What you are asked to do
Word for word, repeat the entries, minus the pictures.

══ Data excerpts

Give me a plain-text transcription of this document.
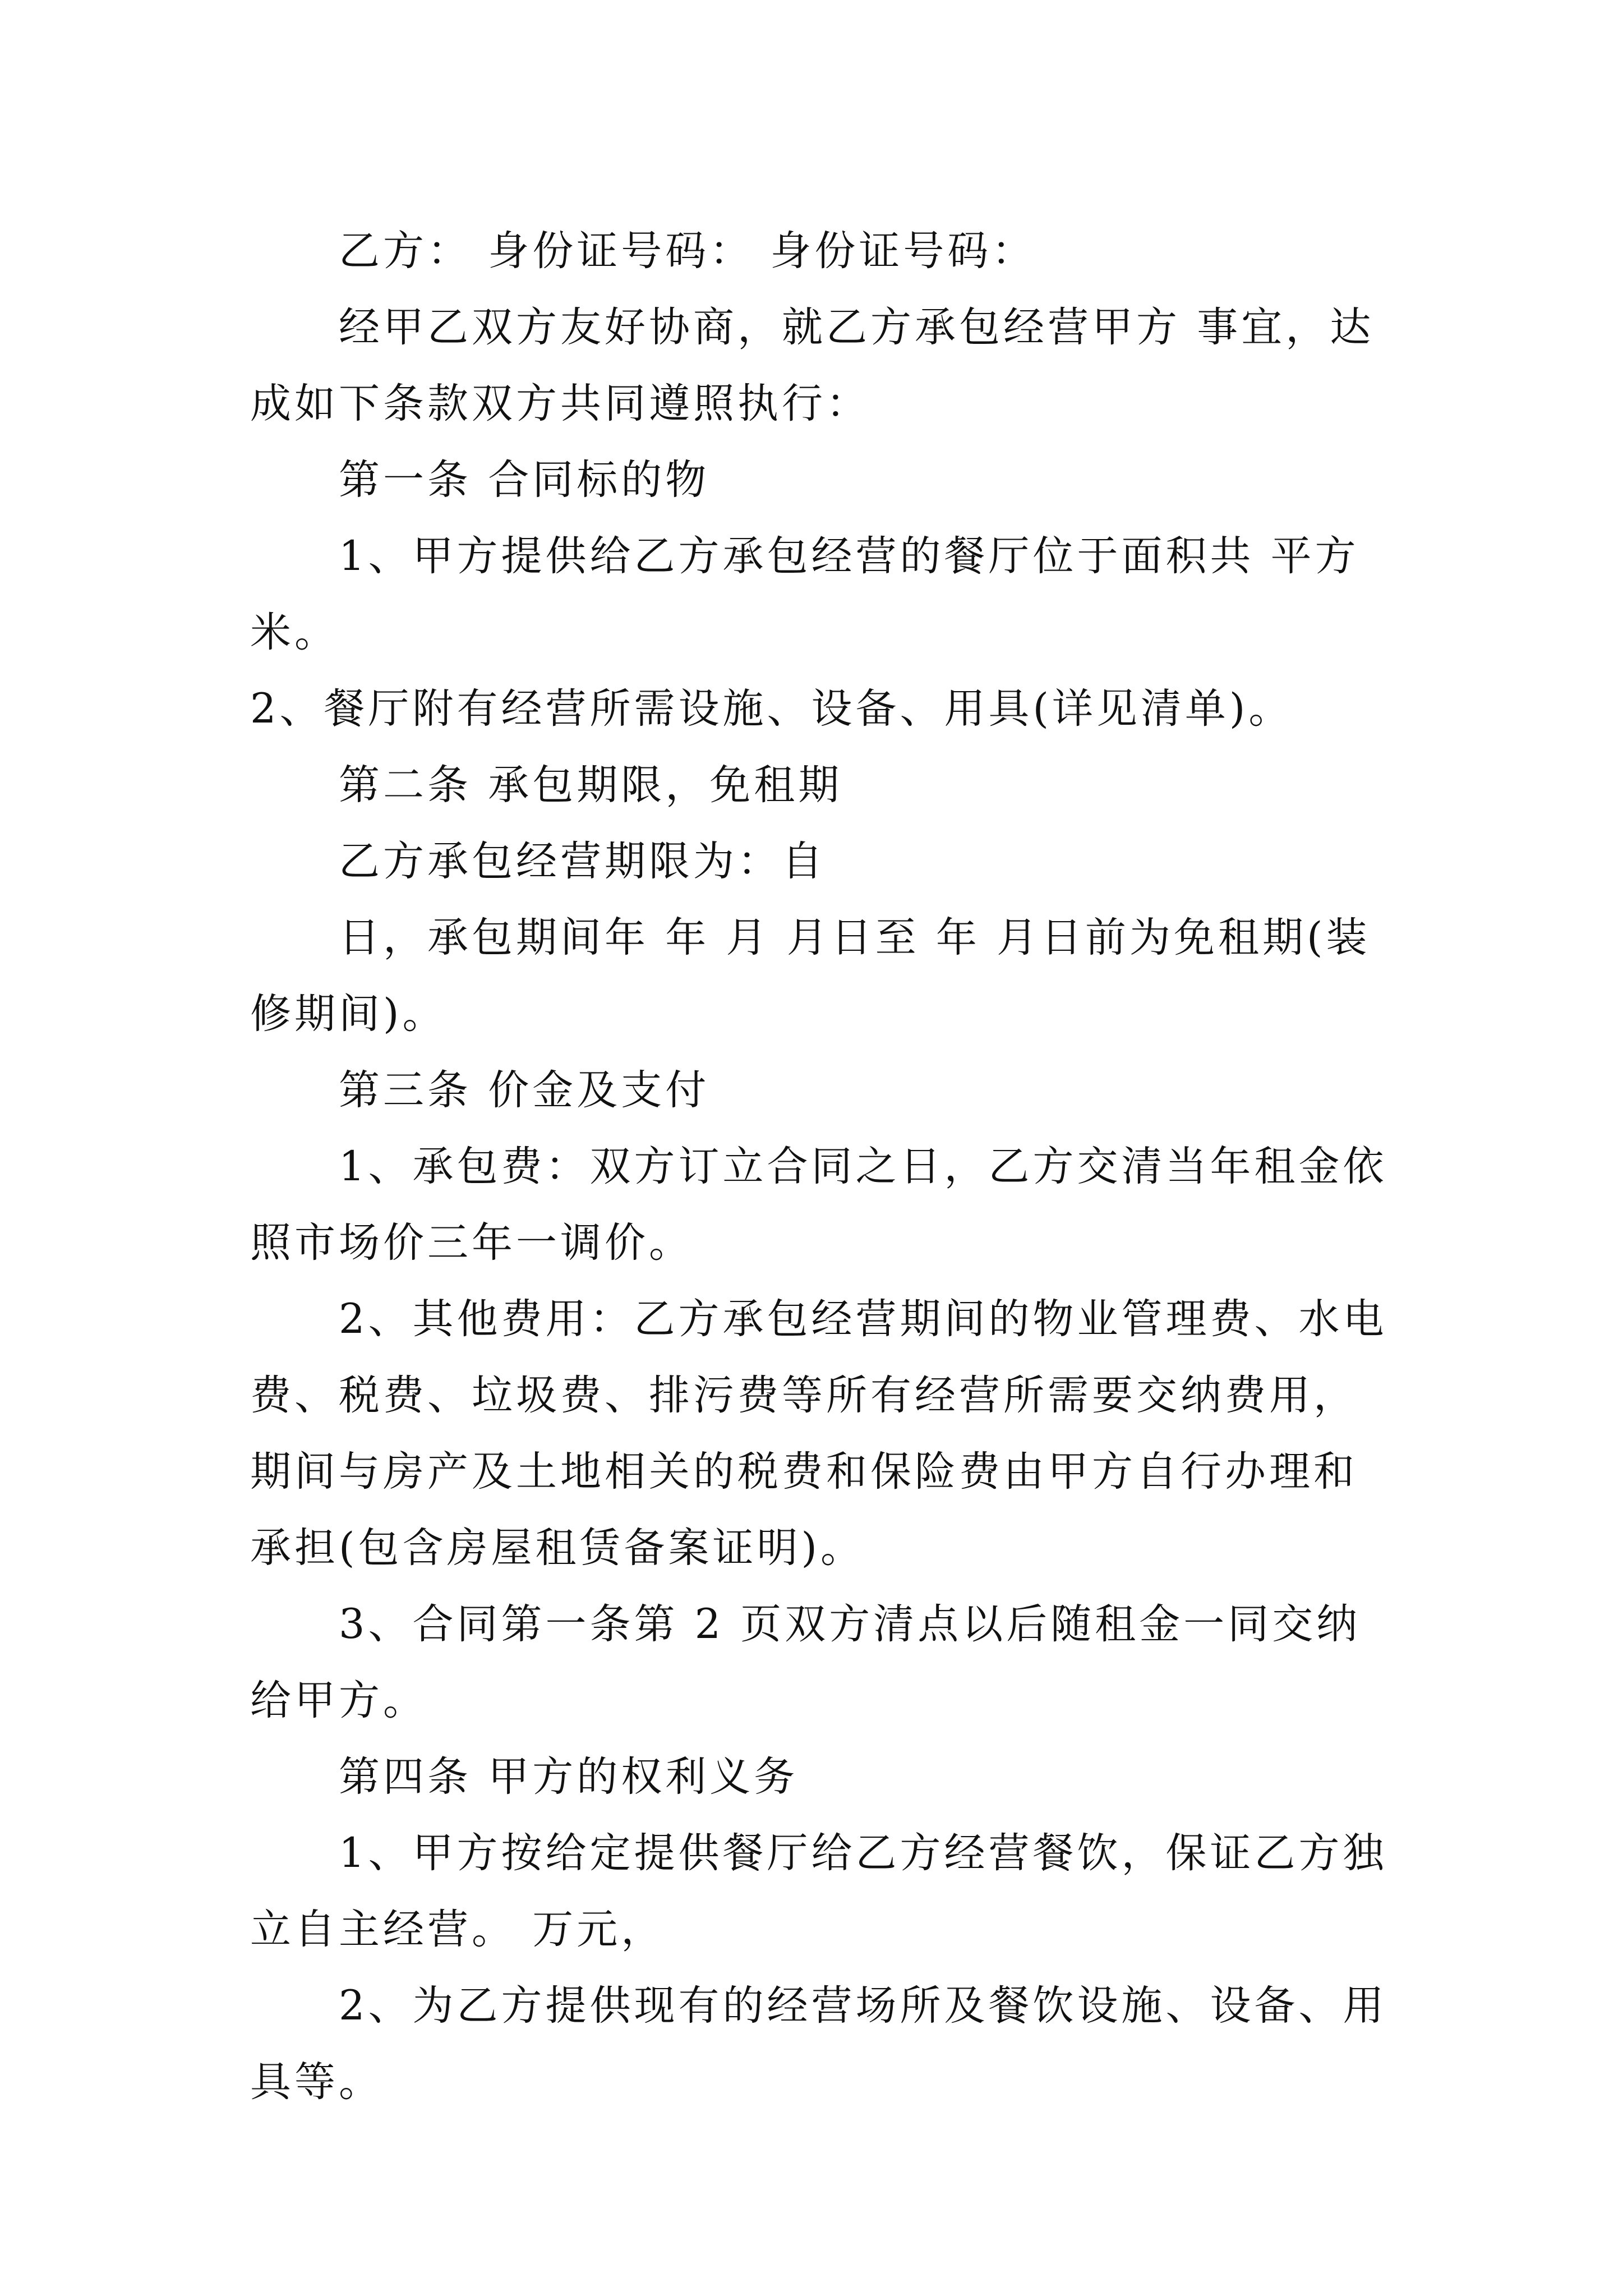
乙方： 身份证号码： 身份证号码：

经甲乙双方友好协商，就乙方承包经营甲方 事宜，达成如下条款双方共同遵照执行：

第一条 合同标的物

1、甲方提供给乙方承包经营的餐厅位于面积共 平方米。

2、餐厅附有经营所需设施、设备、用具(详见清单)。

第二条 承包期限，免租期

乙方承包经营期限为：自

日，承包期间年 年 月 月日至 年 月日前为免租期(装修期间)。

第三条 价金及支付

1、承包费：双方订立合同之日，乙方交清当年租金依照市场价三年一调价。

2、其他费用：乙方承包经营期间的物业管理费、水电费、税费、垃圾费、排污费等所有经营所需要交纳费用，期间与房产及土地相关的税费和保险费由甲方自行办理和承担(包含房屋租赁备案证明)。

3、合同第一条第 2 页双方清点以后随租金一同交纳给甲方。

第四条 甲方的权利义务

1、甲方按给定提供餐厅给乙方经营餐饮，保证乙方独立自主经营。 万元，

2、为乙方提供现有的经营场所及餐饮设施、设备、用具等。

════

Output of the exercise
Give me a plain-text transcription of this document.
乙方： 身份证号码： 身份证号码：

经甲乙双方友好协商，就乙方承包经营甲方 事宜，达成如下条款双方共同遵照执行：

第一条 合同标的物

1、甲方提供给乙方承包经营的餐厅位于面积共 平方米。

2、餐厅附有经营所需设施、设备、用具(详见清单)。

第二条 承包期限，免租期

乙方承包经营期限为：自

日，承包期间年 年 月 月日至 年 月日前为免租期(装修期间)。

第三条 价金及支付

1、承包费：双方订立合同之日，乙方交清当年租金依照市场价三年一调价。

2、其他费用：乙方承包经营期间的物业管理费、水电费、税费、垃圾费、排污费等所有经营所需要交纳费用，期间与房产及土地相关的税费和保险费由甲方自行办理和承担(包含房屋租赁备案证明)。

3、合同第一条第 2 页双方清点以后随租金一同交纳给甲方。

第四条 甲方的权利义务

1、甲方按给定提供餐厅给乙方经营餐饮，保证乙方独立自主经营。 万元，

2、为乙方提供现有的经营场所及餐饮设施、设备、用具等。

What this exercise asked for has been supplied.